EXERCISE TASK
Keep the pictures out of the copy and print all the entries below exactly.
►
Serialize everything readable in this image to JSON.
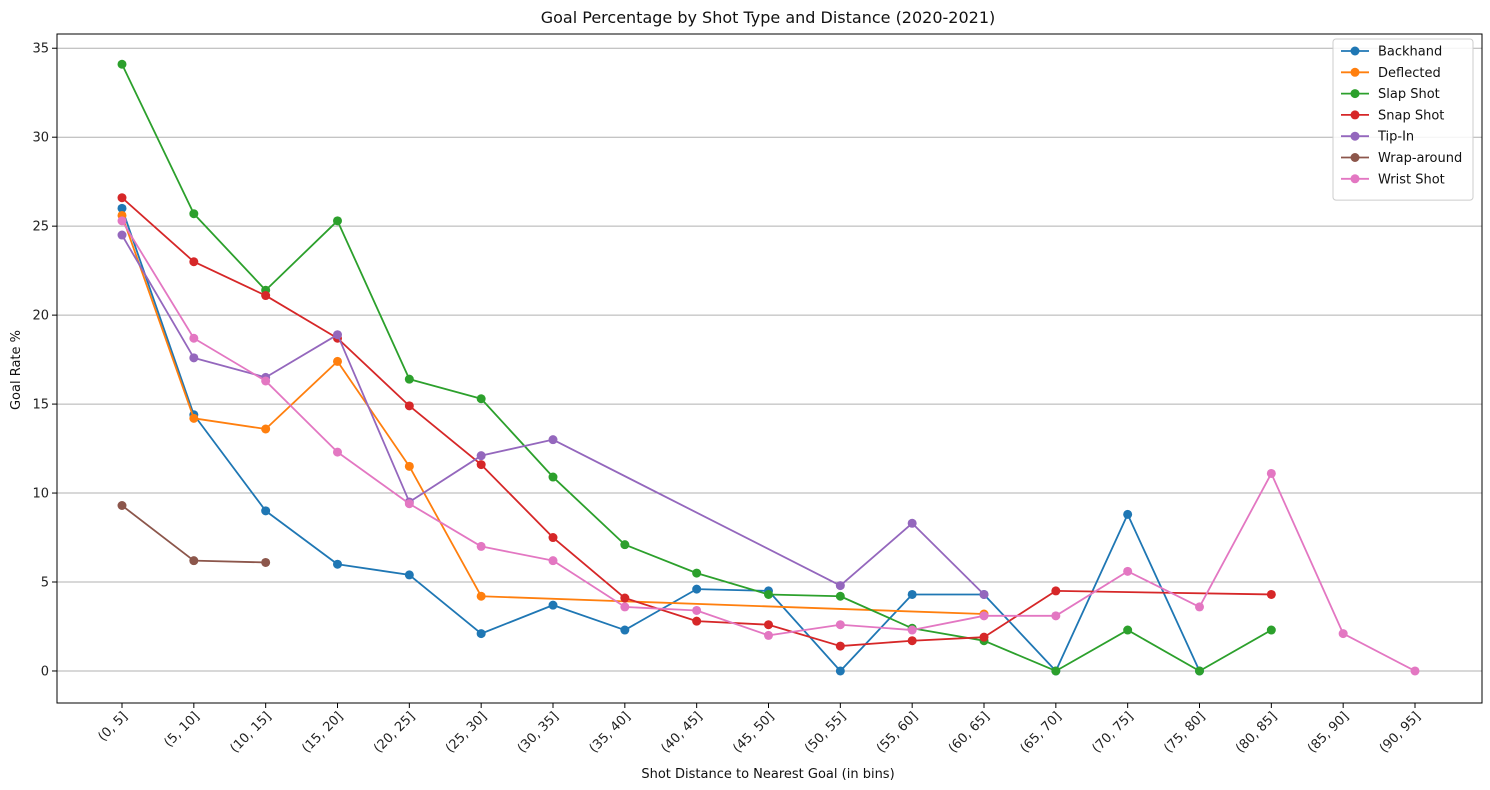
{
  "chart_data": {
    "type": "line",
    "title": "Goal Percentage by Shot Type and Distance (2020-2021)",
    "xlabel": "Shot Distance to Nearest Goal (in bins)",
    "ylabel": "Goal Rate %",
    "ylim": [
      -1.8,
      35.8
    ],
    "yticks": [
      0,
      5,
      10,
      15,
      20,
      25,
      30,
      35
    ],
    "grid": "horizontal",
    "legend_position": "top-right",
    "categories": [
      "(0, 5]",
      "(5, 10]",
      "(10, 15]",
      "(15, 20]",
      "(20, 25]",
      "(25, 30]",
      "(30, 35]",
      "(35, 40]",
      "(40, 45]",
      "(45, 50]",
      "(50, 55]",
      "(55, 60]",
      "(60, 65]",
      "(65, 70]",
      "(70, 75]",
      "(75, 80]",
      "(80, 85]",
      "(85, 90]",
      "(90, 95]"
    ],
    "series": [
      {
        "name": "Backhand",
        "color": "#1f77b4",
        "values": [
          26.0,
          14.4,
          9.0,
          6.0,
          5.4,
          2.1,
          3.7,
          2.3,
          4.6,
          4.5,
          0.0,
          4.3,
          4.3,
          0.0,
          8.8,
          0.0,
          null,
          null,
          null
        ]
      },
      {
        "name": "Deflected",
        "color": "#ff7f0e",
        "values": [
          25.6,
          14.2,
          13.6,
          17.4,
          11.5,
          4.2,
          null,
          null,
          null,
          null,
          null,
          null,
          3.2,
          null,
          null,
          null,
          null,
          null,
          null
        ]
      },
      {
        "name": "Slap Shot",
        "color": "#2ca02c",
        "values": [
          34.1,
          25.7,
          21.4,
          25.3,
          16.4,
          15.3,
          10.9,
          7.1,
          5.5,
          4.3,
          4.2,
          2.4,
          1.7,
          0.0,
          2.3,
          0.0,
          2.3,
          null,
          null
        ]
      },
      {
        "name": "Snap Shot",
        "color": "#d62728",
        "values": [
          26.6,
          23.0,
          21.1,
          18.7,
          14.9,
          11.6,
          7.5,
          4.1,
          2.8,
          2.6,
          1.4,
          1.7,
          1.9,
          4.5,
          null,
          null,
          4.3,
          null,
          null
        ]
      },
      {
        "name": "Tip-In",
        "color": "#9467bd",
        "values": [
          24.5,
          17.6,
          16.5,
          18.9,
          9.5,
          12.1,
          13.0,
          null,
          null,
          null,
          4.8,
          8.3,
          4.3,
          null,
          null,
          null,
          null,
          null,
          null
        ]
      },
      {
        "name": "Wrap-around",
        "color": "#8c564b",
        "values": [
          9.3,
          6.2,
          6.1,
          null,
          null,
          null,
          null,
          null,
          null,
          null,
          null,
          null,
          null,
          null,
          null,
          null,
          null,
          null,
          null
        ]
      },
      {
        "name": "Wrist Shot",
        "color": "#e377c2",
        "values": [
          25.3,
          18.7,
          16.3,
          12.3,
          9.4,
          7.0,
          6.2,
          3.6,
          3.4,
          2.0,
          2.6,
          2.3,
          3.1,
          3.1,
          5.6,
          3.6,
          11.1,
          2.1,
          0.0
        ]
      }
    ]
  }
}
◄
EXPECTED ANSWER
Serialize everything readable in this image to JSON.
{
  "chart_data": {
    "type": "line",
    "title": "Goal Percentage by Shot Type and Distance (2020-2021)",
    "xlabel": "Shot Distance to Nearest Goal (in bins)",
    "ylabel": "Goal Rate %",
    "ylim": [
      -1.8,
      35.8
    ],
    "yticks": [
      0,
      5,
      10,
      15,
      20,
      25,
      30,
      35
    ],
    "grid": "horizontal",
    "legend_position": "top-right",
    "categories": [
      "(0, 5]",
      "(5, 10]",
      "(10, 15]",
      "(15, 20]",
      "(20, 25]",
      "(25, 30]",
      "(30, 35]",
      "(35, 40]",
      "(40, 45]",
      "(45, 50]",
      "(50, 55]",
      "(55, 60]",
      "(60, 65]",
      "(65, 70]",
      "(70, 75]",
      "(75, 80]",
      "(80, 85]",
      "(85, 90]",
      "(90, 95]"
    ],
    "series": [
      {
        "name": "Backhand",
        "color": "#1f77b4",
        "values": [
          26.0,
          14.4,
          9.0,
          6.0,
          5.4,
          2.1,
          3.7,
          2.3,
          4.6,
          4.5,
          0.0,
          4.3,
          4.3,
          0.0,
          8.8,
          0.0,
          null,
          null,
          null
        ]
      },
      {
        "name": "Deflected",
        "color": "#ff7f0e",
        "values": [
          25.6,
          14.2,
          13.6,
          17.4,
          11.5,
          4.2,
          null,
          null,
          null,
          null,
          null,
          null,
          3.2,
          null,
          null,
          null,
          null,
          null,
          null
        ]
      },
      {
        "name": "Slap Shot",
        "color": "#2ca02c",
        "values": [
          34.1,
          25.7,
          21.4,
          25.3,
          16.4,
          15.3,
          10.9,
          7.1,
          5.5,
          4.3,
          4.2,
          2.4,
          1.7,
          0.0,
          2.3,
          0.0,
          2.3,
          null,
          null
        ]
      },
      {
        "name": "Snap Shot",
        "color": "#d62728",
        "values": [
          26.6,
          23.0,
          21.1,
          18.7,
          14.9,
          11.6,
          7.5,
          4.1,
          2.8,
          2.6,
          1.4,
          1.7,
          1.9,
          4.5,
          null,
          null,
          4.3,
          null,
          null
        ]
      },
      {
        "name": "Tip-In",
        "color": "#9467bd",
        "values": [
          24.5,
          17.6,
          16.5,
          18.9,
          9.5,
          12.1,
          13.0,
          null,
          null,
          null,
          4.8,
          8.3,
          4.3,
          null,
          null,
          null,
          null,
          null,
          null
        ]
      },
      {
        "name": "Wrap-around",
        "color": "#8c564b",
        "values": [
          9.3,
          6.2,
          6.1,
          null,
          null,
          null,
          null,
          null,
          null,
          null,
          null,
          null,
          null,
          null,
          null,
          null,
          null,
          null,
          null
        ]
      },
      {
        "name": "Wrist Shot",
        "color": "#e377c2",
        "values": [
          25.3,
          18.7,
          16.3,
          12.3,
          9.4,
          7.0,
          6.2,
          3.6,
          3.4,
          2.0,
          2.6,
          2.3,
          3.1,
          3.1,
          5.6,
          3.6,
          11.1,
          2.1,
          0.0
        ]
      }
    ]
  }
}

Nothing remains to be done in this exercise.